### AIM OF THE TASK
Quote every line of the listing below verbatim, without any alteration.

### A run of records
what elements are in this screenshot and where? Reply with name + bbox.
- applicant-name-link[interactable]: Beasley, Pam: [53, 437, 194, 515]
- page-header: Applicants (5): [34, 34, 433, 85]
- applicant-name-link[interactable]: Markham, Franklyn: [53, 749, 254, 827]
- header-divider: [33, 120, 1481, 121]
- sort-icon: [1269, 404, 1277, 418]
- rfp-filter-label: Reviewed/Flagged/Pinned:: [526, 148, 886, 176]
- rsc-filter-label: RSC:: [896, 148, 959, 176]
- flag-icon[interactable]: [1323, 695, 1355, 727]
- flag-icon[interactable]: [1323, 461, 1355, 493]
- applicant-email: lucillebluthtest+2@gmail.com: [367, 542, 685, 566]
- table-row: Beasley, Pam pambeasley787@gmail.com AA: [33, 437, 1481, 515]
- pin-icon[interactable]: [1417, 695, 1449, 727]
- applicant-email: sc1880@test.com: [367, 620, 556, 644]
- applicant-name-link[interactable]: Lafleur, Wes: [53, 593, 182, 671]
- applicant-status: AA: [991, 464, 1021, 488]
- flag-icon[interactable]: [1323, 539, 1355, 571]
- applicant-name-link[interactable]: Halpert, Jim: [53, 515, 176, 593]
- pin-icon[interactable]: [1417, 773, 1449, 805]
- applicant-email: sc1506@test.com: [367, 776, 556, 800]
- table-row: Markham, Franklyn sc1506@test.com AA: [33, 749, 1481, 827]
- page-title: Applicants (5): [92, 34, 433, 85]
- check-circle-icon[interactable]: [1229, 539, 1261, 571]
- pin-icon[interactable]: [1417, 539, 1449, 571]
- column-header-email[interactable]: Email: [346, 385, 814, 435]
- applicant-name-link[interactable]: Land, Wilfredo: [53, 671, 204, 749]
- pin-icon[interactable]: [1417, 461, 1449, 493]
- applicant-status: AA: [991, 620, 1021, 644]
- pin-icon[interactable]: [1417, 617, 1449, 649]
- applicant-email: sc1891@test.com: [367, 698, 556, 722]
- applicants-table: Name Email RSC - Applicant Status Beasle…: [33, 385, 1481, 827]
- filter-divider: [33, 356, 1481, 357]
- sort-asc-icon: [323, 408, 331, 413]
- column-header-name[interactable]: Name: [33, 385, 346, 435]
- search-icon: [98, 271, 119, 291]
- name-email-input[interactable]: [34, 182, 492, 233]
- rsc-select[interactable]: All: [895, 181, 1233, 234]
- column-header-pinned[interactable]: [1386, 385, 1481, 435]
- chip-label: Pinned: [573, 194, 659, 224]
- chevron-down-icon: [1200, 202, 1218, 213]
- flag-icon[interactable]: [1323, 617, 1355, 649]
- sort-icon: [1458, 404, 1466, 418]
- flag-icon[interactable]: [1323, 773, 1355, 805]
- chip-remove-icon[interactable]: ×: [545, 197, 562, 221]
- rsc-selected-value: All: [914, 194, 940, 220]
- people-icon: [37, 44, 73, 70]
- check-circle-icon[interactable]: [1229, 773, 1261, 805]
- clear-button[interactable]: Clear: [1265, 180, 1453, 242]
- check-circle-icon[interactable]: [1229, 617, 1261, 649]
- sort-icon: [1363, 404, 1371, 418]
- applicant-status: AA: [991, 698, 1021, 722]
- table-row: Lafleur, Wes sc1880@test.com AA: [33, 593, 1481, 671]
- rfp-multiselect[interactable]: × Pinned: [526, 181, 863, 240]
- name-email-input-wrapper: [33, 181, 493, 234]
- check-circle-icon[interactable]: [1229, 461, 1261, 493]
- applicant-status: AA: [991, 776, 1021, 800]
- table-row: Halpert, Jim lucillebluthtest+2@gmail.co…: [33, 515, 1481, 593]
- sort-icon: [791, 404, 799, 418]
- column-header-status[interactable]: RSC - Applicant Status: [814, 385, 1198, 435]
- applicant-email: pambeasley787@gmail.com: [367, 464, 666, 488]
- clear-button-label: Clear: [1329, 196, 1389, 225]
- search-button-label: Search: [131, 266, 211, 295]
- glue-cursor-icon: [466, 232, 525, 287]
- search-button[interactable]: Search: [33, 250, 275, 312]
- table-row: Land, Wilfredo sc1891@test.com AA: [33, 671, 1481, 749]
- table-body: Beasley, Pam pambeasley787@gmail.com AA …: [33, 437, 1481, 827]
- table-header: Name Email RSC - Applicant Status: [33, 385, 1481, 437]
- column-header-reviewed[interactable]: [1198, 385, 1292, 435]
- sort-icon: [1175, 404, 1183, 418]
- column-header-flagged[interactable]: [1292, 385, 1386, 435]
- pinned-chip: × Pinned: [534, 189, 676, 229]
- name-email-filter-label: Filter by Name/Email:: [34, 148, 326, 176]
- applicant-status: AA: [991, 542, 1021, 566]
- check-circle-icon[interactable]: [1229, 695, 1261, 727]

### COMPLETE ANSWER
what elements are in this screenshot and where? Reply with name + bbox.
- applicant-name-link[interactable]: Beasley, Pam: [53, 437, 194, 515]
- page-header: Applicants (5): [34, 34, 433, 85]
- applicant-name-link[interactable]: Markham, Franklyn: [53, 749, 254, 827]
- header-divider: [33, 120, 1481, 121]
- sort-icon: [1269, 404, 1277, 418]
- rfp-filter-label: Reviewed/Flagged/Pinned:: [526, 148, 886, 176]
- rsc-filter-label: RSC:: [896, 148, 959, 176]
- flag-icon[interactable]: [1323, 695, 1355, 727]
- flag-icon[interactable]: [1323, 461, 1355, 493]
- applicant-email: lucillebluthtest+2@gmail.com: [367, 542, 685, 566]
- table-row: Beasley, Pam pambeasley787@gmail.com AA: [33, 437, 1481, 515]
- pin-icon[interactable]: [1417, 695, 1449, 727]
- applicant-email: sc1880@test.com: [367, 620, 556, 644]
- applicant-name-link[interactable]: Lafleur, Wes: [53, 593, 182, 671]
- applicant-status: AA: [991, 464, 1021, 488]
- flag-icon[interactable]: [1323, 539, 1355, 571]
- applicant-name-link[interactable]: Halpert, Jim: [53, 515, 176, 593]
- pin-icon[interactable]: [1417, 773, 1449, 805]
- applicant-email: sc1506@test.com: [367, 776, 556, 800]
- table-row: Markham, Franklyn sc1506@test.com AA: [33, 749, 1481, 827]
- page-title: Applicants (5): [92, 34, 433, 85]
- check-circle-icon[interactable]: [1229, 539, 1261, 571]
- pin-icon[interactable]: [1417, 539, 1449, 571]
- column-header-email[interactable]: Email: [346, 385, 814, 435]
- applicant-name-link[interactable]: Land, Wilfredo: [53, 671, 204, 749]
- pin-icon[interactable]: [1417, 461, 1449, 493]
- applicant-status: AA: [991, 620, 1021, 644]
- pin-icon[interactable]: [1417, 617, 1449, 649]
- applicant-email: sc1891@test.com: [367, 698, 556, 722]
- applicants-table: Name Email RSC - Applicant Status Beasle…: [33, 385, 1481, 827]
- filter-divider: [33, 356, 1481, 357]
- sort-asc-icon: [323, 408, 331, 413]
- column-header-name[interactable]: Name: [33, 385, 346, 435]
- search-icon: [98, 271, 119, 291]
- name-email-input[interactable]: [34, 182, 492, 233]
- rsc-select[interactable]: All: [895, 181, 1233, 234]
- column-header-pinned[interactable]: [1386, 385, 1481, 435]
- chip-label: Pinned: [573, 194, 659, 224]
- chevron-down-icon: [1200, 202, 1218, 213]
- flag-icon[interactable]: [1323, 617, 1355, 649]
- sort-icon: [1458, 404, 1466, 418]
- flag-icon[interactable]: [1323, 773, 1355, 805]
- chip-remove-icon[interactable]: ×: [545, 197, 562, 221]
- rsc-selected-value: All: [914, 194, 940, 220]
- people-icon: [37, 44, 73, 70]
- check-circle-icon[interactable]: [1229, 773, 1261, 805]
- clear-button[interactable]: Clear: [1265, 180, 1453, 242]
- check-circle-icon[interactable]: [1229, 617, 1261, 649]
- sort-icon: [1363, 404, 1371, 418]
- applicant-status: AA: [991, 698, 1021, 722]
- table-row: Lafleur, Wes sc1880@test.com AA: [33, 593, 1481, 671]
- rfp-multiselect[interactable]: × Pinned: [526, 181, 863, 240]
- name-email-input-wrapper: [33, 181, 493, 234]
- check-circle-icon[interactable]: [1229, 461, 1261, 493]
- applicant-status: AA: [991, 776, 1021, 800]
- table-row: Halpert, Jim lucillebluthtest+2@gmail.co…: [33, 515, 1481, 593]
- sort-icon: [791, 404, 799, 418]
- column-header-status[interactable]: RSC - Applicant Status: [814, 385, 1198, 435]
- applicant-email: pambeasley787@gmail.com: [367, 464, 666, 488]
- clear-button-label: Clear: [1329, 196, 1389, 225]
- search-button-label: Search: [131, 266, 211, 295]
- glue-cursor-icon: [466, 232, 525, 287]
- search-button[interactable]: Search: [33, 250, 275, 312]
- table-row: Land, Wilfredo sc1891@test.com AA: [33, 671, 1481, 749]
- table-body: Beasley, Pam pambeasley787@gmail.com AA …: [33, 437, 1481, 827]
- table-header: Name Email RSC - Applicant Status: [33, 385, 1481, 437]
- column-header-reviewed[interactable]: [1198, 385, 1292, 435]
- sort-icon: [1175, 404, 1183, 418]
- column-header-flagged[interactable]: [1292, 385, 1386, 435]
- pinned-chip: × Pinned: [534, 189, 676, 229]
- name-email-filter-label: Filter by Name/Email:: [34, 148, 326, 176]
- applicant-status: AA: [991, 542, 1021, 566]
- check-circle-icon[interactable]: [1229, 695, 1261, 727]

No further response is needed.